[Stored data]
⟨

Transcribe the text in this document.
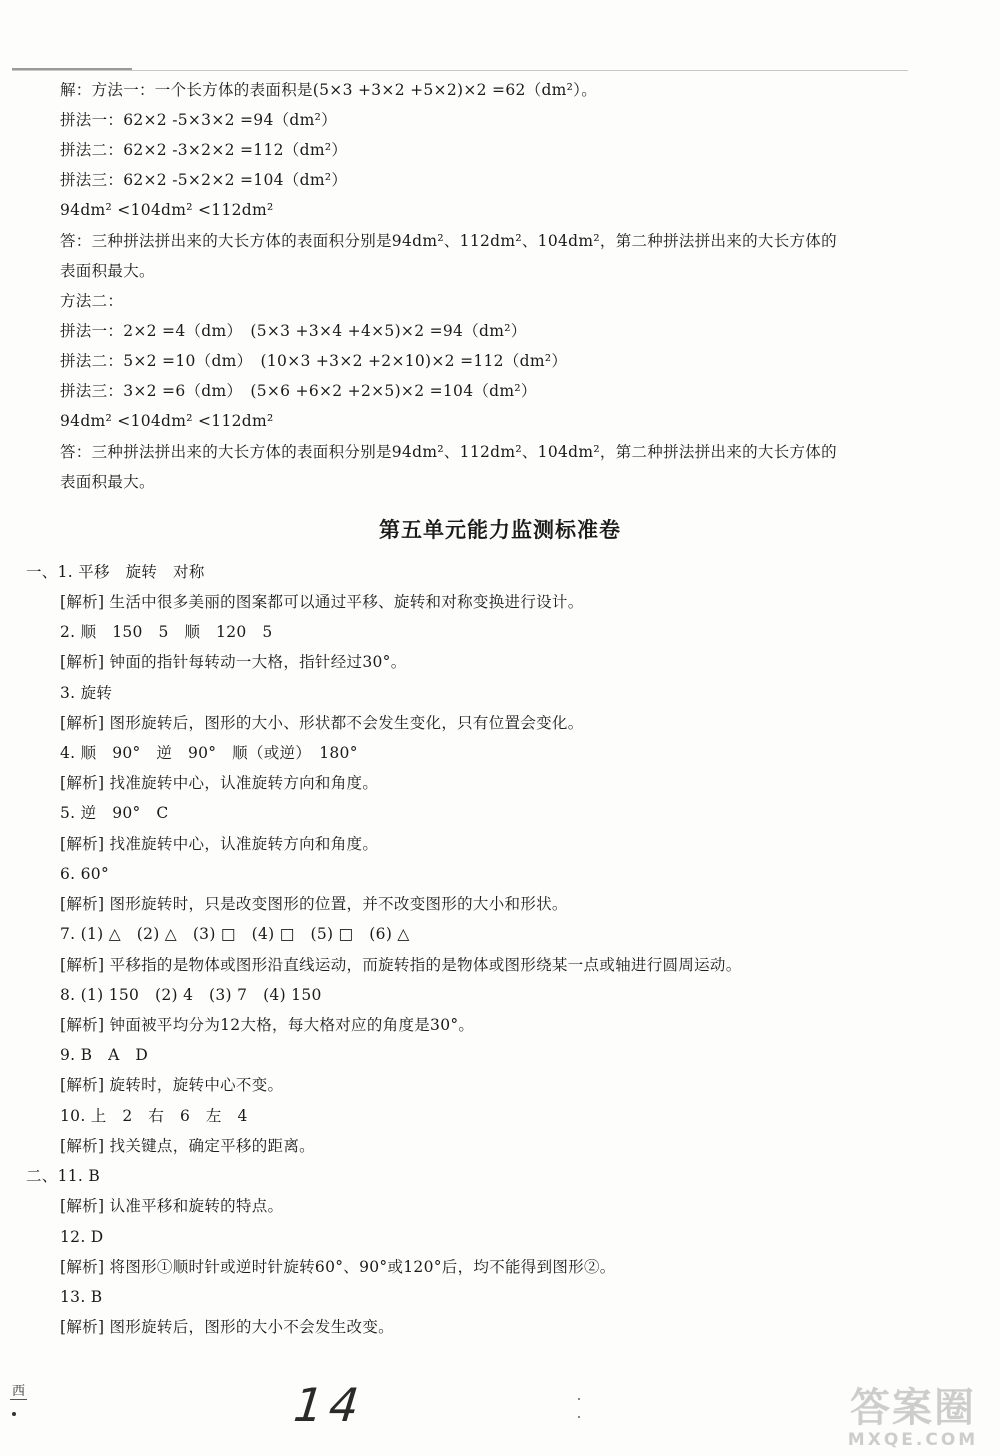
解：方法一：一个长方体的表面积是(5×3 +3×2 +5×2)×2 =62（dm²）。
拼法一：62×2 -5×3×2 =94（dm²）
拼法二：62×2 -3×2×2 =112（dm²）
拼法三：62×2 -5×2×2 =104（dm²）
94dm² <104dm² <112dm²
答：三种拼法拼出来的大长方体的表面积分别是94dm²、112dm²、104dm²，第二种拼法拼出来的大长方体的
表面积最大。
方法二：
拼法一：2×2 =4（dm）　(5×3 +3×4 +4×5)×2 =94（dm²）
拼法二：5×2 =10（dm）　(10×3 +3×2 +2×10)×2 =112（dm²）
拼法三：3×2 =6（dm）　(5×6 +6×2 +2×5)×2 =104（dm²）
94dm² <104dm² <112dm²
答：三种拼法拼出来的大长方体的表面积分别是94dm²、112dm²、104dm²，第二种拼法拼出来的大长方体的
表面积最大。
第五单元能力监测标准卷
一、1. 平移　旋转　对称
[解析] 生活中很多美丽的图案都可以通过平移、旋转和对称变换进行设计。
2. 顺　150　5　顺　120　5
[解析] 钟面的指针每转动一大格，指针经过30°。
3. 旋转
[解析] 图形旋转后，图形的大小、形状都不会发生变化，只有位置会变化。
4. 顺　90°　逆　90°　顺（或逆）　180°
[解析] 找准旋转中心，认准旋转方向和角度。
5. 逆　90°　C
[解析] 找准旋转中心，认准旋转方向和角度。
6. 60°
[解析] 图形旋转时，只是改变图形的位置，并不改变图形的大小和形状。
7. (1) △　(2) △　(3) □　(4) □　(5) □　(6) △
[解析] 平移指的是物体或图形沿直线运动，而旋转指的是物体或图形绕某一点或轴进行圆周运动。
8. (1) 150　(2) 4　(3) 7　(4) 150
[解析] 钟面被平均分为12大格，每大格对应的角度是30°。
9. B　A　D
[解析] 旋转时，旋转中心不变。
10. 上　2　右　6　左　4
[解析] 找关键点，确定平移的距离。
二、11. B
[解析] 认准平移和旋转的特点。
12. D
[解析] 将图形①顺时针或逆时针旋转60°、90°或120°后，均不能得到图形②。
13. B
[解析] 图形旋转后，图形的大小不会发生改变。
西	14	答案圈
MXQE.COM
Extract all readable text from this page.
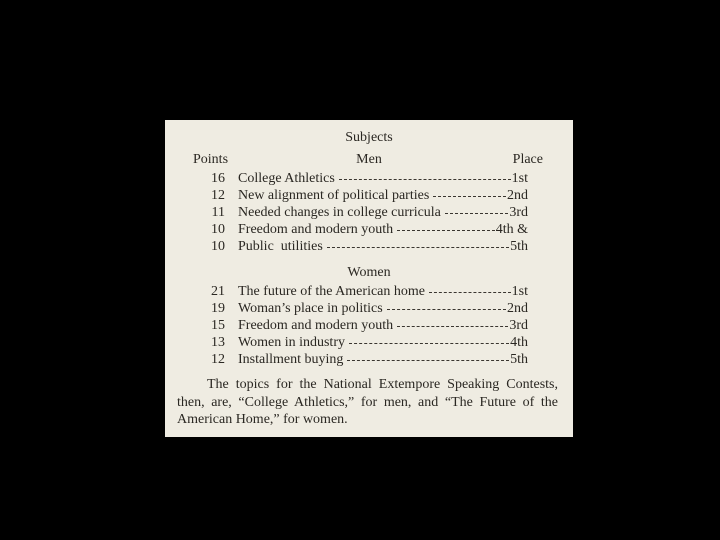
Subjects
Points	Men	Place
16 College Athletics	1st
12 New alignment of political parties	2nd
11 Needed changes in college curricula	3rd
10 Freedom and modern youth	4th &
10 Public  utilities	5th
Women
21 The future of the American home	1st
19 Woman’s place in politics	2nd
15 Freedom and modern youth	3rd
13 Women in industry	4th
12 Installment buying	5th
The topics for the National Extempore Speaking Contests, then, are, “College Athletics,” for men, and “The Future of the American Home,” for women.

⟩

▶ Set exercise: The answer must consist solely of the number of lines in the entries that contain the word "图形旋转后".

▶ Exercise solution: 2